WHAT IS REQUIRED: In the listing below, find every line with the string "that" and pull it out.

[Stored entries]
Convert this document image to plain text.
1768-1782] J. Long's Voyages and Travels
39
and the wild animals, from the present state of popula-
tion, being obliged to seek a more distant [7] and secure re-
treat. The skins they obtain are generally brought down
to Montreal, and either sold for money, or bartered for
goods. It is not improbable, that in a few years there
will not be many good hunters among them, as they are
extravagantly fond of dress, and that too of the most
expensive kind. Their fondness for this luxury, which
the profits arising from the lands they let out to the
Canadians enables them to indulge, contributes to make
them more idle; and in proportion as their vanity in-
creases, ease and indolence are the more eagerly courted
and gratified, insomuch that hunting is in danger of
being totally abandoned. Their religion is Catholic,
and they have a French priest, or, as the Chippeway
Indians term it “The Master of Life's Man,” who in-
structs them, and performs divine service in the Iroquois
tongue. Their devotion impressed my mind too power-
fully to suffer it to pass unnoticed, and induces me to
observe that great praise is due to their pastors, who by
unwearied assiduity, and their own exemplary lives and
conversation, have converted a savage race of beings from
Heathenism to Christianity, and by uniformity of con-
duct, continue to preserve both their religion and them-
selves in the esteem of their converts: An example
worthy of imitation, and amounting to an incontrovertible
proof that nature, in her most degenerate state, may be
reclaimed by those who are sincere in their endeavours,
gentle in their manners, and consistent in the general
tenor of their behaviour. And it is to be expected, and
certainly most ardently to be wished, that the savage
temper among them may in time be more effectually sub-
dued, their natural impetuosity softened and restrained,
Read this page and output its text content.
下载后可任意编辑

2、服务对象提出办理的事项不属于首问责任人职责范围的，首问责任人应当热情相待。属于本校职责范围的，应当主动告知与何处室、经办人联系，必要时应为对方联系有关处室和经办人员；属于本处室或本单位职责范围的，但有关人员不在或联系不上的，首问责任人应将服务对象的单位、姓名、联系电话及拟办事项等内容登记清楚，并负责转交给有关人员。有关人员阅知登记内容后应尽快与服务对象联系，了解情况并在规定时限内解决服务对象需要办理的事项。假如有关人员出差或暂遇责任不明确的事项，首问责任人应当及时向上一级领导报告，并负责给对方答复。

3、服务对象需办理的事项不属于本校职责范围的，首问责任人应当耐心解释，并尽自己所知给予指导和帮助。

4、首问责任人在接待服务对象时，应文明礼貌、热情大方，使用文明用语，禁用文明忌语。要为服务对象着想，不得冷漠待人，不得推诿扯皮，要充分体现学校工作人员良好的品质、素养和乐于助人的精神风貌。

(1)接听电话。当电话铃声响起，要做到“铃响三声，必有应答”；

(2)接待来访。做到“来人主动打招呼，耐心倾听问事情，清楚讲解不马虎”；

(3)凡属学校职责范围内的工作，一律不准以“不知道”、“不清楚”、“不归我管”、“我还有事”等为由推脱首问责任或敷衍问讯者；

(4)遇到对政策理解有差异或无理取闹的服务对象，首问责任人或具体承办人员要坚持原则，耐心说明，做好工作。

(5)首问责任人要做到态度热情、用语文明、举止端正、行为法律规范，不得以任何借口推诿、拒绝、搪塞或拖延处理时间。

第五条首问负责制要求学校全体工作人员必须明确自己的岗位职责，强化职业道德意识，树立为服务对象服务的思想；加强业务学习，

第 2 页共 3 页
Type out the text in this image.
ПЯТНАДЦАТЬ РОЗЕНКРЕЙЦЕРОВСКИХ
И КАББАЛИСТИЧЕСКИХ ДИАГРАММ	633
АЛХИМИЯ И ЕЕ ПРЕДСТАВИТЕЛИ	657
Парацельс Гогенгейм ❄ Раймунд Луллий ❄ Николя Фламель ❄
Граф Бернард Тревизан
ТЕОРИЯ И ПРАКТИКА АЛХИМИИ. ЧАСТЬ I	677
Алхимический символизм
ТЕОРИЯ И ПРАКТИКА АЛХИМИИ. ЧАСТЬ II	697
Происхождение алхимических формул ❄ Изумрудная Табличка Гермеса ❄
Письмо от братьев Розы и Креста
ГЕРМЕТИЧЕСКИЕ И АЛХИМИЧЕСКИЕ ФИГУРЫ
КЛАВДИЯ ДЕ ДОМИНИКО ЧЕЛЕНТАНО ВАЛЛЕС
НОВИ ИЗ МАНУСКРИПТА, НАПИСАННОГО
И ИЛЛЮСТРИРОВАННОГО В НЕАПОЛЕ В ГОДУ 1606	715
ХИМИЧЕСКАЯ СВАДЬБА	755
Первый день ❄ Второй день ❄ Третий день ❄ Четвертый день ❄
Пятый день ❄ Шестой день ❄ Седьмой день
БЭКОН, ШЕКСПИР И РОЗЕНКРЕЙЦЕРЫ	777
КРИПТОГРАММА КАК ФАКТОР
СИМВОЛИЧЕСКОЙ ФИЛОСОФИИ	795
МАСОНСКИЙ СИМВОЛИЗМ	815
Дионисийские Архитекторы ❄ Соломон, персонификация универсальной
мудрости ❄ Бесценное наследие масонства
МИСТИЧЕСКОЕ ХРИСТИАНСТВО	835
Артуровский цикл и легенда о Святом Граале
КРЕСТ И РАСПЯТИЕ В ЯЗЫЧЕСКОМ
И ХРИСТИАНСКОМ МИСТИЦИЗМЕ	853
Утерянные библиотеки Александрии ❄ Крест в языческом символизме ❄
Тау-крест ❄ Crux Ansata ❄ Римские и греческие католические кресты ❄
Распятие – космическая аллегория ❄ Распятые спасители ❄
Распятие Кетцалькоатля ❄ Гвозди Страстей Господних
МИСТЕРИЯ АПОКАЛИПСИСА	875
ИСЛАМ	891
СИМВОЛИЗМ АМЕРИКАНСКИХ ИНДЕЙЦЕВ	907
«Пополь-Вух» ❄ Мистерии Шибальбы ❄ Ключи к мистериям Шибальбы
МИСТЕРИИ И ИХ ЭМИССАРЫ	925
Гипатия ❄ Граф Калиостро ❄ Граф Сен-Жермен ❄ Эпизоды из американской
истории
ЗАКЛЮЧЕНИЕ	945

RESPONSE:
goods. It is not improbable, that in a few years there
extravagantly fond of dress, and that too of the most
and gratified, insomuch that hunting is in danger of
observe that great praise is due to their pastors, who by
proof that nature, in her most degenerate state, may be
certainly most ardently to be wished, that the savage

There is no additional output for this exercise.